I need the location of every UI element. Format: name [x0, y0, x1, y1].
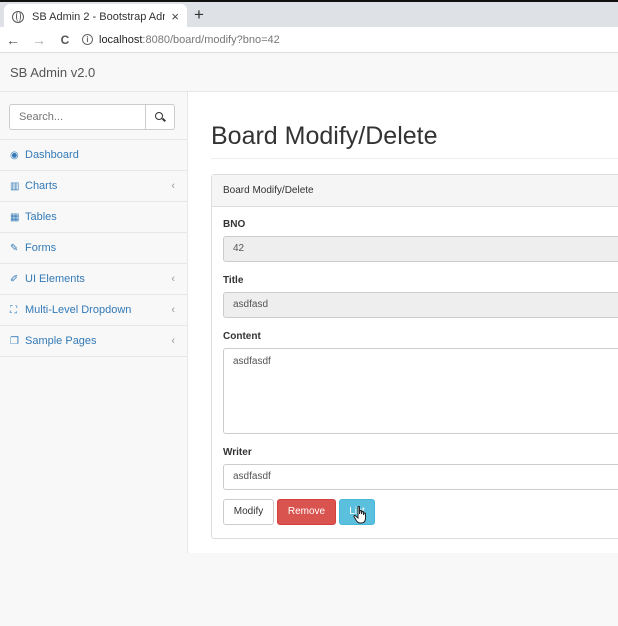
url-host: localhost — [99, 33, 143, 46]
chevron-left-icon: ‹ — [171, 273, 175, 285]
writer-label: Writer — [223, 447, 252, 458]
sidebar-item-forms[interactable]: ✎ Forms — [0, 233, 187, 264]
writer-field[interactable]: asdfasdf — [223, 464, 618, 490]
top-navbar: SB Admin v2.0 — [0, 53, 618, 92]
sidebar-search — [0, 92, 187, 140]
main-content: Board Modify/Delete Board Modify/Delete … — [187, 92, 618, 553]
sidebar-item-tables[interactable]: ▦ Tables — [0, 202, 187, 233]
hand-cursor-icon — [353, 506, 366, 524]
address-bar: ← → C i localhost:8080/board/modify?bno=… — [0, 27, 618, 53]
sidebar-item-label: Charts — [25, 180, 58, 192]
tab-title: SB Admin 2 - Bootstrap Admin — [32, 10, 166, 23]
reload-icon[interactable]: C — [52, 33, 78, 47]
content-textarea[interactable]: asdfasdf — [223, 348, 618, 434]
bar-chart-icon: ▥ — [10, 180, 20, 192]
back-arrow-icon[interactable]: ← — [0, 32, 26, 48]
new-tab-button[interactable]: + — [194, 5, 204, 25]
chevron-left-icon: ‹ — [171, 180, 175, 192]
chevron-left-icon: ‹ — [171, 335, 175, 347]
files-icon: ❐ — [10, 335, 19, 347]
sidebar-item-label: Forms — [25, 242, 57, 254]
tab-close-icon[interactable]: × — [171, 9, 179, 24]
title-label: Title — [223, 275, 244, 286]
url-field[interactable]: localhost:8080/board/modify?bno=42 — [99, 34, 280, 46]
browser-tab-bar: SB Admin 2 - Bootstrap Admin × + — [0, 0, 618, 29]
title-divider — [211, 158, 618, 159]
browser-tab[interactable]: SB Admin 2 - Bootstrap Admin × — [4, 4, 187, 29]
forward-arrow-icon[interactable]: → — [26, 32, 52, 48]
remove-button[interactable]: Remove — [277, 499, 336, 525]
search-button[interactable] — [146, 104, 175, 130]
dashboard-icon: ◉ — [10, 149, 19, 161]
sidebar-item-sample-pages[interactable]: ❐ Sample Pages ‹ — [0, 326, 187, 357]
chevron-left-icon: ‹ — [171, 304, 175, 316]
edit-icon: ✎ — [10, 242, 19, 254]
table-icon: ▦ — [10, 211, 20, 223]
sidebar-item-label: Sample Pages — [25, 335, 97, 347]
page-title: Board Modify/Delete — [211, 122, 438, 150]
sidebar-menu: ◉ Dashboard ▥ Charts ‹ ▦ Tables ✎ Forms ✐ UI Eleme… — [0, 140, 187, 357]
bno-field: 42 — [223, 236, 618, 262]
sidebar-item-dashboard[interactable]: ◉ Dashboard — [0, 140, 187, 171]
globe-icon — [12, 10, 24, 23]
sidebar-item-label: Multi-Level Dropdown — [25, 304, 132, 316]
sidebar-item-label: UI Elements — [25, 273, 85, 285]
wrench-icon: ✐ — [10, 273, 19, 285]
url-path: :8080/board/modify?bno=42 — [142, 33, 280, 46]
bno-label: BNO — [223, 219, 246, 230]
sidebar-item-label: Tables — [25, 211, 57, 223]
content-label: Content — [223, 331, 261, 342]
sidebar-item-multi-level-dropdown[interactable]: ⛶ Multi-Level Dropdown ‹ — [0, 295, 187, 326]
modify-button[interactable]: Modify — [223, 499, 274, 525]
panel-heading: Board Modify/Delete — [212, 175, 618, 207]
board-panel: Board Modify/Delete BNO 42 Title asdfasd… — [211, 174, 618, 539]
info-icon[interactable]: i — [82, 34, 93, 45]
search-icon — [155, 112, 163, 120]
sidebar-item-charts[interactable]: ▥ Charts ‹ — [0, 171, 187, 202]
sidebar-item-label: Dashboard — [25, 149, 79, 161]
sidebar-item-ui-elements[interactable]: ✐ UI Elements ‹ — [0, 264, 187, 295]
sitemap-icon: ⛶ — [10, 304, 17, 316]
search-input[interactable] — [9, 104, 146, 130]
navbar-brand[interactable]: SB Admin v2.0 — [10, 65, 95, 80]
title-field: asdfasd — [223, 292, 618, 318]
sidebar: ◉ Dashboard ▥ Charts ‹ ▦ Tables ✎ Forms ✐ UI Eleme… — [0, 92, 187, 626]
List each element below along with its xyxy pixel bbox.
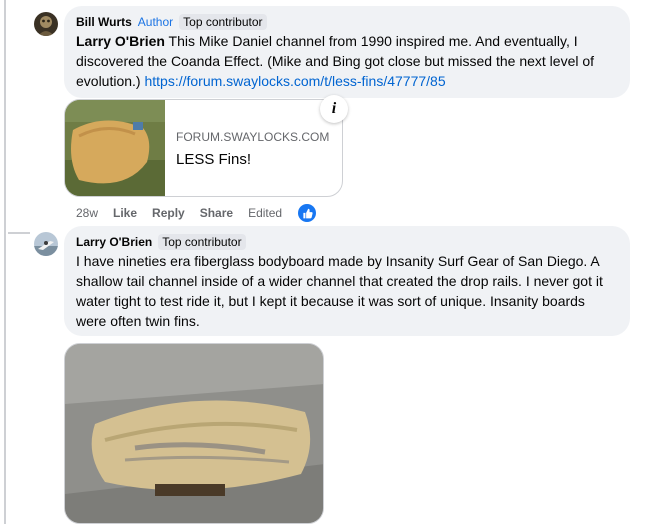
author-name[interactable]: Bill Wurts xyxy=(76,14,132,30)
attached-photo[interactable] xyxy=(64,343,324,524)
mention-link[interactable]: Larry O'Brien xyxy=(76,33,165,49)
top-contributor-badge[interactable]: Top contributor xyxy=(158,234,246,250)
info-icon[interactable]: i xyxy=(320,95,348,123)
author-badge: Author xyxy=(137,15,174,29)
comment-body: I have nineties era fiberglass bodyboard… xyxy=(76,253,603,329)
bodyboard-photo xyxy=(65,344,323,523)
comment-text: Larry O'Brien This Mike Daniel channel f… xyxy=(76,31,618,91)
like-button[interactable]: Like xyxy=(113,206,137,220)
share-button[interactable]: Share xyxy=(200,206,233,220)
url-link[interactable]: https://forum.swaylocks.com/t/less-fins/… xyxy=(144,73,445,89)
avatar-larry-obrien[interactable] xyxy=(34,232,58,256)
avatar-bill-wurts[interactable] xyxy=(34,12,58,36)
thumbs-up-icon[interactable] xyxy=(298,204,317,222)
comment-bubble: Bill Wurts Author Top contributor Larry … xyxy=(64,6,630,98)
link-preview-card[interactable]: FORUM.SWAYLOCKS.COM LESS Fins! xyxy=(64,99,343,197)
author-name[interactable]: Larry O'Brien xyxy=(76,234,152,250)
reply-button[interactable]: Reply xyxy=(152,206,185,220)
comment-actions: 28w Like Reply Share Edited xyxy=(76,204,317,222)
comment-time[interactable]: 28w xyxy=(76,206,98,220)
link-domain: FORUM.SWAYLOCKS.COM xyxy=(176,130,330,144)
top-contributor-badge[interactable]: Top contributor xyxy=(179,14,267,30)
comment-bubble: Larry O'Brien Top contributor I have nin… xyxy=(64,226,630,336)
edited-label: Edited xyxy=(248,206,283,220)
reply-connector xyxy=(8,232,30,234)
link-preview-thumbnail xyxy=(65,100,165,196)
thread-line xyxy=(4,0,6,524)
link-title: LESS Fins! xyxy=(176,151,252,168)
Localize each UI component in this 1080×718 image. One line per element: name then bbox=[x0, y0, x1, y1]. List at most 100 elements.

> **What you have to do**
Rewrite the material starting at the line containing "author-name[interactable]: Bill Wurts" and ending after the line containing "Top contributor xyxy=(158,234,246,250)", substituting "attached-image" for "attached-photo" and leaving everything else the same.

> **Correct result**
author-name[interactable]: Bill Wurts xyxy=(76,14,132,30)
attached-image[interactable] xyxy=(64,343,324,524)
mention-link[interactable]: Larry O'Brien xyxy=(76,33,165,49)
top-contributor-badge[interactable]: Top contributor xyxy=(158,234,246,250)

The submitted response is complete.